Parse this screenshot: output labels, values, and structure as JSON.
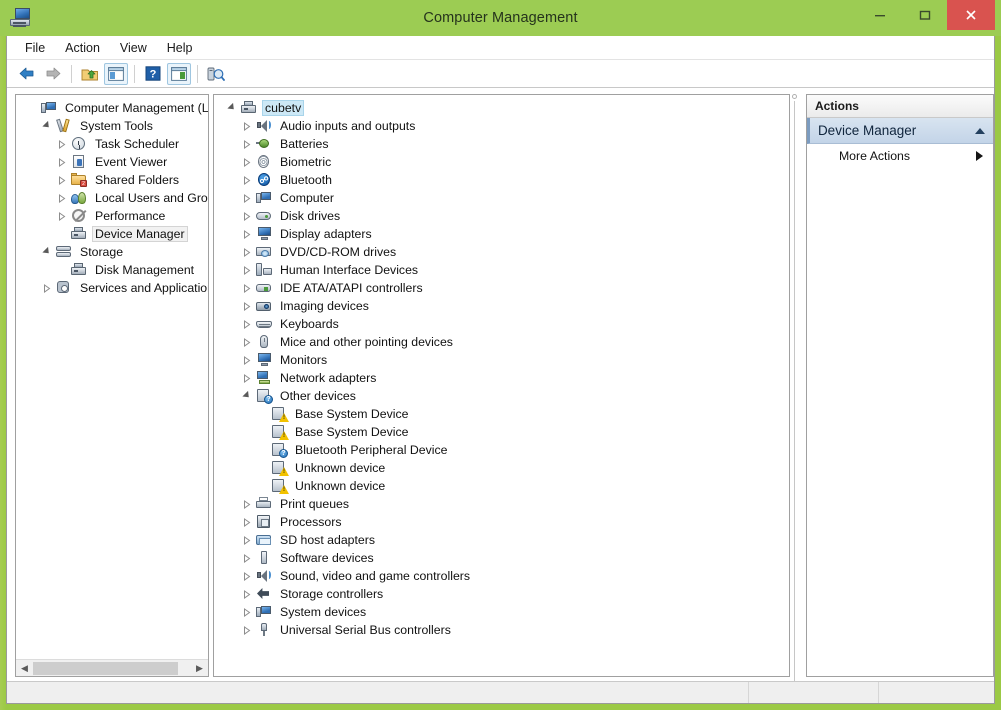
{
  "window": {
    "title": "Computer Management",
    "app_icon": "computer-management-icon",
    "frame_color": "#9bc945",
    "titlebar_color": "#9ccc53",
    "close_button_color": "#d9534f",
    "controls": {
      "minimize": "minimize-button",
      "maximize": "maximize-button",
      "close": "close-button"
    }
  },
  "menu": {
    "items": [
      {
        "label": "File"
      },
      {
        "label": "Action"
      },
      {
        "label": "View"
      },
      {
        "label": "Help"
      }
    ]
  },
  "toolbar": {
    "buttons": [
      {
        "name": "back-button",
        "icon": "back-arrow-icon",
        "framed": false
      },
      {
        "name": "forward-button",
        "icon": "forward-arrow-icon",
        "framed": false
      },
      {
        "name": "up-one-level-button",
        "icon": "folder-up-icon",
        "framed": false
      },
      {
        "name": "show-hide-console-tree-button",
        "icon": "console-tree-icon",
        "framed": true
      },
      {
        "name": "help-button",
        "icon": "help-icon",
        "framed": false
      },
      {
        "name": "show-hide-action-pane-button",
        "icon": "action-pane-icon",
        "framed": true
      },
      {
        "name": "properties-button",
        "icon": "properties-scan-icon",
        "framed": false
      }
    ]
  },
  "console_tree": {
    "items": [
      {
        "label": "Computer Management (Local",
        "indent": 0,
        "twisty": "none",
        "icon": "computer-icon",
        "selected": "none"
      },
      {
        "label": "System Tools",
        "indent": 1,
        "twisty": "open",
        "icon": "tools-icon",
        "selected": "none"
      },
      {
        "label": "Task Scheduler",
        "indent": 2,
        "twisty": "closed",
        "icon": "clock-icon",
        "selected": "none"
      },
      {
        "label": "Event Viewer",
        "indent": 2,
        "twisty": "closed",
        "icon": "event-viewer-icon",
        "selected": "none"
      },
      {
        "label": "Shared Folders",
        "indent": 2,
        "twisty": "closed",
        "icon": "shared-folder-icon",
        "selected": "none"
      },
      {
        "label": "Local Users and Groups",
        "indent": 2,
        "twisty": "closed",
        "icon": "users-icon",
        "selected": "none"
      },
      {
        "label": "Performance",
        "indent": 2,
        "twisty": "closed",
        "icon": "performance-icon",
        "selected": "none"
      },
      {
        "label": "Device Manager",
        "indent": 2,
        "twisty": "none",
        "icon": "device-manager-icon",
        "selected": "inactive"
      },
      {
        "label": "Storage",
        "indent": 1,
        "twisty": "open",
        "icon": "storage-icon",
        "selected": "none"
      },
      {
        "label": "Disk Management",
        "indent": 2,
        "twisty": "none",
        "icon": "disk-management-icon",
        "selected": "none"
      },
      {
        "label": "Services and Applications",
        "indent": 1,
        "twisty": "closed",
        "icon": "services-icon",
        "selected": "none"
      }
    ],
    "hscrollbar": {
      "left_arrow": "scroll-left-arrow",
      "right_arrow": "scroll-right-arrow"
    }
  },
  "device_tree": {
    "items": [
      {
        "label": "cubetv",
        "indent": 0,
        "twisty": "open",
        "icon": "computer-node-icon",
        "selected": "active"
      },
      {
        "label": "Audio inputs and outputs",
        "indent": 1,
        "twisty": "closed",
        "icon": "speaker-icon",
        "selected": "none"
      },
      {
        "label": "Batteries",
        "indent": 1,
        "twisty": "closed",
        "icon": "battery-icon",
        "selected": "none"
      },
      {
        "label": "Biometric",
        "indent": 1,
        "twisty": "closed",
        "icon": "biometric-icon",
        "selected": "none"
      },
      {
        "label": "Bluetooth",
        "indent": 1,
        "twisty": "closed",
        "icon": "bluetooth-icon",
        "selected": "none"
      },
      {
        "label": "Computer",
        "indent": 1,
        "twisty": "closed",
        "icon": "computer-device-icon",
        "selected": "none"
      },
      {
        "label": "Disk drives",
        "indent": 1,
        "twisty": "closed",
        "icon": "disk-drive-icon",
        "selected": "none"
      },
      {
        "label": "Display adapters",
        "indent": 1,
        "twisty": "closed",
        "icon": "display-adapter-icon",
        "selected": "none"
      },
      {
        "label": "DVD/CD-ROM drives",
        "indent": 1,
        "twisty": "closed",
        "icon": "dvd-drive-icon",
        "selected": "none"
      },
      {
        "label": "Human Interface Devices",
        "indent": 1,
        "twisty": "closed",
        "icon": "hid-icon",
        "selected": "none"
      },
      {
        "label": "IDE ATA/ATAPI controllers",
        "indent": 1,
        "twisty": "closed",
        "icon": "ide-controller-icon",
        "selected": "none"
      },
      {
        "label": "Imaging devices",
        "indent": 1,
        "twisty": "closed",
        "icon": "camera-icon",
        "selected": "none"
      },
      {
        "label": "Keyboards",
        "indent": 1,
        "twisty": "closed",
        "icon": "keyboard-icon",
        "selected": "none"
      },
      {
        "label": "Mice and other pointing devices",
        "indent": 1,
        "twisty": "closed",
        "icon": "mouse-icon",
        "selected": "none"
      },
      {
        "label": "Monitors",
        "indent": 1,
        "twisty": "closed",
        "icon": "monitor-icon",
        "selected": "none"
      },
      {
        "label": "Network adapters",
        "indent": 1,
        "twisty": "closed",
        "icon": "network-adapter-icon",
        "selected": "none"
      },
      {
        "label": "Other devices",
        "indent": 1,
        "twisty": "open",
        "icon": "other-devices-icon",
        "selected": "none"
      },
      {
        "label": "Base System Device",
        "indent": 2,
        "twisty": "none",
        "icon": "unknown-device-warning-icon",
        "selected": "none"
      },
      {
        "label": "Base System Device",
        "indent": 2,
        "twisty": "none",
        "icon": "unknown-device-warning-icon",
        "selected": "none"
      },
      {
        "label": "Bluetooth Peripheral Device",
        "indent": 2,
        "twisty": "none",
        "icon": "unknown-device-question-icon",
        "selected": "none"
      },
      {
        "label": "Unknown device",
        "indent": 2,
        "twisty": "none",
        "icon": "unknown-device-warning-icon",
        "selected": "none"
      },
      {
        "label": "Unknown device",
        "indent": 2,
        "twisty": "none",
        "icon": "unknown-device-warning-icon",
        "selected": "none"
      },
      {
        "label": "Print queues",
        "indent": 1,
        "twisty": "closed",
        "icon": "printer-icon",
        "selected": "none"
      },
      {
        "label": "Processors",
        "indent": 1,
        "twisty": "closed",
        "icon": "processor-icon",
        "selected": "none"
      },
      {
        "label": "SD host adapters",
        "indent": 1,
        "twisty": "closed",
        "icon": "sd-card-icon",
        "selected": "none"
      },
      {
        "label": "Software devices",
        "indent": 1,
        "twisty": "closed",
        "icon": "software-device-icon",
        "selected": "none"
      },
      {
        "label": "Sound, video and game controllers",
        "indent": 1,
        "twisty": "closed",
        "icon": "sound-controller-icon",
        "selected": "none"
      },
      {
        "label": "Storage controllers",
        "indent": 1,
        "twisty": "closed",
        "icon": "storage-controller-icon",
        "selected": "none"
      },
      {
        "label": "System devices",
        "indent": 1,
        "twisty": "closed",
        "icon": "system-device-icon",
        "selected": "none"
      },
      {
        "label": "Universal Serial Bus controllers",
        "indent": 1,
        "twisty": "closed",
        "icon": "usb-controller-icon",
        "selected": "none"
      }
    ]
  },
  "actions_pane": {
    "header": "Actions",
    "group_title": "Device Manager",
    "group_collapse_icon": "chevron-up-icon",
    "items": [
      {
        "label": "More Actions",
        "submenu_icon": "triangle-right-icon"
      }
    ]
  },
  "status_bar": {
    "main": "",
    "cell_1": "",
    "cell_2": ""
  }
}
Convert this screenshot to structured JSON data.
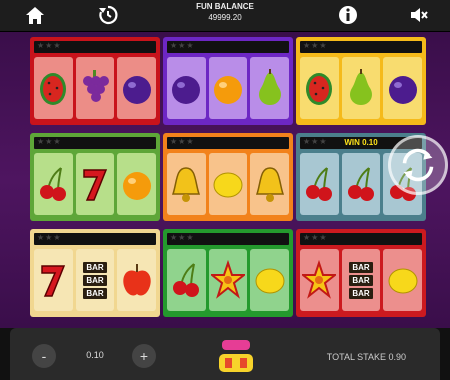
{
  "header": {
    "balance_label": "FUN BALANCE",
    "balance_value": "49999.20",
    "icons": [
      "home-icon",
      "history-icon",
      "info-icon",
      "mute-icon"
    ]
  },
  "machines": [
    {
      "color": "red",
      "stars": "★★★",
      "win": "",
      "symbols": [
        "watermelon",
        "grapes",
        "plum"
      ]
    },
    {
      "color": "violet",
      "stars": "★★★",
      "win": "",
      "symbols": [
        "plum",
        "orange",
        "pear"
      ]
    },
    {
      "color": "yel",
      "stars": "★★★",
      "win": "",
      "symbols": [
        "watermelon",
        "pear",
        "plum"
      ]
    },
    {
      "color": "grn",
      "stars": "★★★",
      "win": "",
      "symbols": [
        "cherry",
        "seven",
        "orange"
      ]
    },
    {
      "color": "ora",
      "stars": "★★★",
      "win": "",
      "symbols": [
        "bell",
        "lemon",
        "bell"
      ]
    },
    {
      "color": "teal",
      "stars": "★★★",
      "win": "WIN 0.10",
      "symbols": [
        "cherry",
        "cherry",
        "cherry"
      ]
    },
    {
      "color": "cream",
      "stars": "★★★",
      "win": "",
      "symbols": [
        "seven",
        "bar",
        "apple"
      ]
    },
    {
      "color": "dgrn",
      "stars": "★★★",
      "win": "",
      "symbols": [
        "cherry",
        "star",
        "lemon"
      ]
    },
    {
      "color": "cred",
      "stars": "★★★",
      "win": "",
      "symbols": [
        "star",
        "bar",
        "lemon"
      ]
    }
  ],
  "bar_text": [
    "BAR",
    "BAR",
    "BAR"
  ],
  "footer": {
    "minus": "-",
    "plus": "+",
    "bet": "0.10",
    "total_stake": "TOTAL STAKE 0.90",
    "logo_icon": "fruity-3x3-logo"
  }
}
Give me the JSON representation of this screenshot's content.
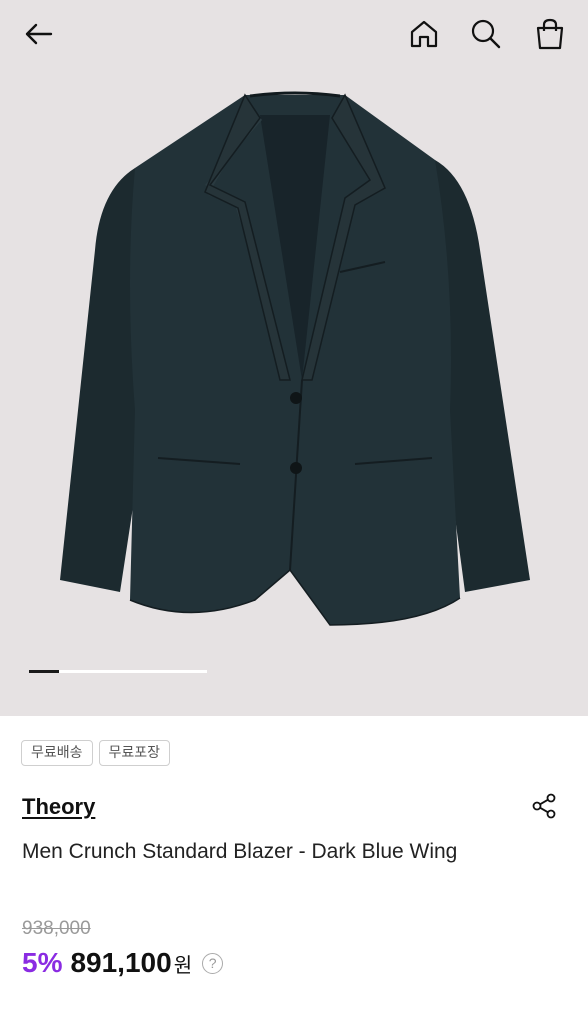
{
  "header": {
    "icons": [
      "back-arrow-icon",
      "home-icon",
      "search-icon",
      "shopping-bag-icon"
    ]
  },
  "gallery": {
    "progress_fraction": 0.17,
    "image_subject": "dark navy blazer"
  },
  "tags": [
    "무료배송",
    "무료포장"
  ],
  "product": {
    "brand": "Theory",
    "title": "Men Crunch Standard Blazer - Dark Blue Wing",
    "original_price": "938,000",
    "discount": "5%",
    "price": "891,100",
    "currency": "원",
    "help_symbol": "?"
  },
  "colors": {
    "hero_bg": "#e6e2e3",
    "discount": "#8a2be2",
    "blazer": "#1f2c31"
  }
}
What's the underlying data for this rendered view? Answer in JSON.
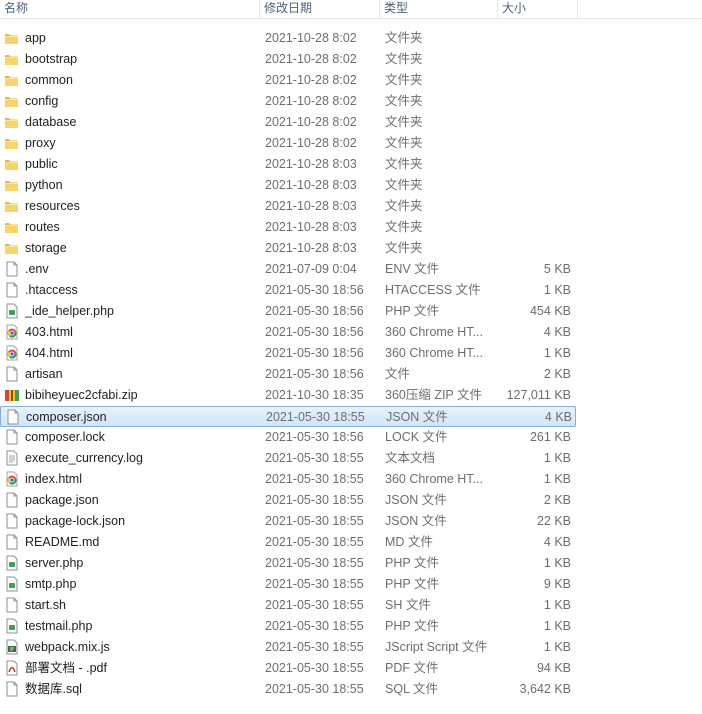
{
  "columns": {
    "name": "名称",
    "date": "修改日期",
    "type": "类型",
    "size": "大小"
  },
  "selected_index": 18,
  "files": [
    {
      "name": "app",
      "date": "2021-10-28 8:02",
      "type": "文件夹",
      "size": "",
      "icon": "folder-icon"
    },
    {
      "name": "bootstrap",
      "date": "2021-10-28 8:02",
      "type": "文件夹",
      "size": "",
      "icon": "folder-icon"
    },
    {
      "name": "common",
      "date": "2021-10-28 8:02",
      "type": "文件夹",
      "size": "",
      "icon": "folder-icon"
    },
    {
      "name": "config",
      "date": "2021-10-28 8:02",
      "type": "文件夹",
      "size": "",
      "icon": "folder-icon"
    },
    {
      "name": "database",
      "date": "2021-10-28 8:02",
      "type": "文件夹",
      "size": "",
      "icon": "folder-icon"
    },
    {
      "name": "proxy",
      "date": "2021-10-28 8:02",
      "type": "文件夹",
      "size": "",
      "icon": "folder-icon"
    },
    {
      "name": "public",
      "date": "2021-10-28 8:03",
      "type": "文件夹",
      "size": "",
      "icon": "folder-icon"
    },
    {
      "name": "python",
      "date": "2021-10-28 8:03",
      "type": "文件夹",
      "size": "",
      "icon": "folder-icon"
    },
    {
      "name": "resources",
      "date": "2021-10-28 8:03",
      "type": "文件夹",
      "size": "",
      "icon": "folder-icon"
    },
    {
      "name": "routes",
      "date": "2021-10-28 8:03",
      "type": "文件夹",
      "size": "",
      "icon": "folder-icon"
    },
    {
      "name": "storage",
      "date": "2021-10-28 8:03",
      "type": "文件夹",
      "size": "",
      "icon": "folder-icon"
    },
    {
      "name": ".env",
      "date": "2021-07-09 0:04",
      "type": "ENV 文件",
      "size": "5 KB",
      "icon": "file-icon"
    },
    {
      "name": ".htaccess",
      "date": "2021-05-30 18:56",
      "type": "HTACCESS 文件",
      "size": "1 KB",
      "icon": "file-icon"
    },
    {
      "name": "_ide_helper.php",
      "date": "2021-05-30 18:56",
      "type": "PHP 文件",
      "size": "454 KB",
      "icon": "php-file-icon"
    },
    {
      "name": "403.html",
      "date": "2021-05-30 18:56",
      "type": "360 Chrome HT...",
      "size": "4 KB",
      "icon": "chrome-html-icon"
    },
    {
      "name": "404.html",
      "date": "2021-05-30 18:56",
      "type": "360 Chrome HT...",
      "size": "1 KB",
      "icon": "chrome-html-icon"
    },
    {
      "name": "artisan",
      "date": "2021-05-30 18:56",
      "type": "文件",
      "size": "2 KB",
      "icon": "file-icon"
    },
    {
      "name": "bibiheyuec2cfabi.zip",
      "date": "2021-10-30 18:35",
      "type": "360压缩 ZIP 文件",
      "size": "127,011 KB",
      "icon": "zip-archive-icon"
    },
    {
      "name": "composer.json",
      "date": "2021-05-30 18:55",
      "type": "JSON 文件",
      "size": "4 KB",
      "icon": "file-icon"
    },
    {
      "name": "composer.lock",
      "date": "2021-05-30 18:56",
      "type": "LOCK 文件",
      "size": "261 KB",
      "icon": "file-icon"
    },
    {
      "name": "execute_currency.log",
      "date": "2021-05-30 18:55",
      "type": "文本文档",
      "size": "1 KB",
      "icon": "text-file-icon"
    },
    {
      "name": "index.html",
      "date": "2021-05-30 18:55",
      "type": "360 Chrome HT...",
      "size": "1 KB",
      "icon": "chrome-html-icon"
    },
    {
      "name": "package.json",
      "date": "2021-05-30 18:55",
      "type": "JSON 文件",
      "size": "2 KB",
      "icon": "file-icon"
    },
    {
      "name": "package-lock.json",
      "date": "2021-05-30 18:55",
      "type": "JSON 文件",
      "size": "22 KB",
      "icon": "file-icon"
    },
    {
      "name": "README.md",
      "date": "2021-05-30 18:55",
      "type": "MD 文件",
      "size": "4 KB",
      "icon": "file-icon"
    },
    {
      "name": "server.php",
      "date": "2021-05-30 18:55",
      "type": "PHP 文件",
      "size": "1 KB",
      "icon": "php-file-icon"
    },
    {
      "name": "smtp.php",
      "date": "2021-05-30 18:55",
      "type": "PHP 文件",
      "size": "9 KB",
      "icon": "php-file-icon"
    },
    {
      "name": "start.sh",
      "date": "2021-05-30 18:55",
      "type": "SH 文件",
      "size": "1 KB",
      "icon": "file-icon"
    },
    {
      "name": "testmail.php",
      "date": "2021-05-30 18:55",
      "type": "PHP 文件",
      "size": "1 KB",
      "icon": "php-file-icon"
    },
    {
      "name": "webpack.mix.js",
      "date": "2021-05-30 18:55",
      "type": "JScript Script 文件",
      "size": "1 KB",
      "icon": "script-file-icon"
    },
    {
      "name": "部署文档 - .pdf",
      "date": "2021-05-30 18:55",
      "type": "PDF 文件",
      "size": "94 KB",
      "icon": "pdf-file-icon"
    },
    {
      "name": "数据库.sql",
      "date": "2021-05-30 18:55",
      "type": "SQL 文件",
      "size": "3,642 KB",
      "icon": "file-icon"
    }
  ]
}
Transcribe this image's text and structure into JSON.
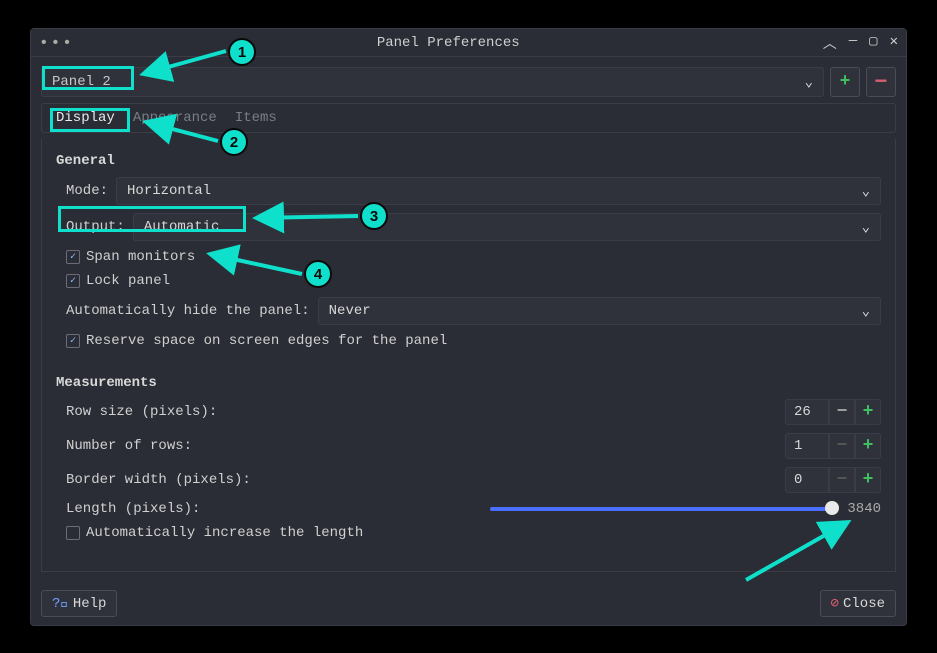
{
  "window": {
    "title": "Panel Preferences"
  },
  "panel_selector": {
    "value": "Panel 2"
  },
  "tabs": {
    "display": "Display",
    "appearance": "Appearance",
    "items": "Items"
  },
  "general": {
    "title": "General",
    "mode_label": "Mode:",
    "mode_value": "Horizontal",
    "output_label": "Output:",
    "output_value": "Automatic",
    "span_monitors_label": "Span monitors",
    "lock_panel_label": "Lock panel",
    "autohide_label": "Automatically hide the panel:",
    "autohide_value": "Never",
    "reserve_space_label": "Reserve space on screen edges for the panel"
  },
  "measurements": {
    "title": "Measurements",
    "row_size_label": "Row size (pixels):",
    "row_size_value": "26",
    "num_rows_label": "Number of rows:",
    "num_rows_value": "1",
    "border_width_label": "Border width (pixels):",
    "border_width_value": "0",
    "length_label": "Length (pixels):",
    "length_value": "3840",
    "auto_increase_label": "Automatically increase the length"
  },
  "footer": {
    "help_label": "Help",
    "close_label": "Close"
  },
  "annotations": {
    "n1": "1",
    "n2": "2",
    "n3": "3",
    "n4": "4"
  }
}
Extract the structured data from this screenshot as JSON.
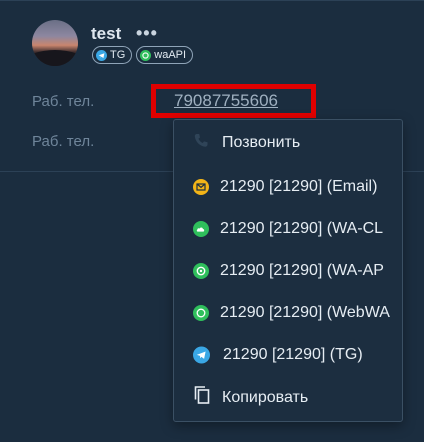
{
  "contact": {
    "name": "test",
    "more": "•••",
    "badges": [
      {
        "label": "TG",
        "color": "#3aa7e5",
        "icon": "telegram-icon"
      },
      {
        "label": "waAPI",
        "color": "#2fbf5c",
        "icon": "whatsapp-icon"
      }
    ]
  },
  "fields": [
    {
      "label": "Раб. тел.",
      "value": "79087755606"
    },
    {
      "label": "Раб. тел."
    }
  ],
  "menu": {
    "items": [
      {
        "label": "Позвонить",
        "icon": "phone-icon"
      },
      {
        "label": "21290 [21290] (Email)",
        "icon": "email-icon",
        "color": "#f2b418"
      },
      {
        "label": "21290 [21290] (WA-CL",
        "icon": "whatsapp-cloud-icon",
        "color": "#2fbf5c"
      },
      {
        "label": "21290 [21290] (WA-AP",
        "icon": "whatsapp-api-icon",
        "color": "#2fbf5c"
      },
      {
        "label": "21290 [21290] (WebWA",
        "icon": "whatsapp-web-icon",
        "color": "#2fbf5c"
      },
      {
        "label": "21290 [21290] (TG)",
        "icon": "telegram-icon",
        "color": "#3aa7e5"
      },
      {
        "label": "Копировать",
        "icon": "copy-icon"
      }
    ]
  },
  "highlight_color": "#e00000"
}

=====

Short problem ▸ From the entries above, copy every line where the word "drives" shows up.

Response to the task ▸
        "label": "Disk drives",
        "label": "DVD/CD-ROM drives",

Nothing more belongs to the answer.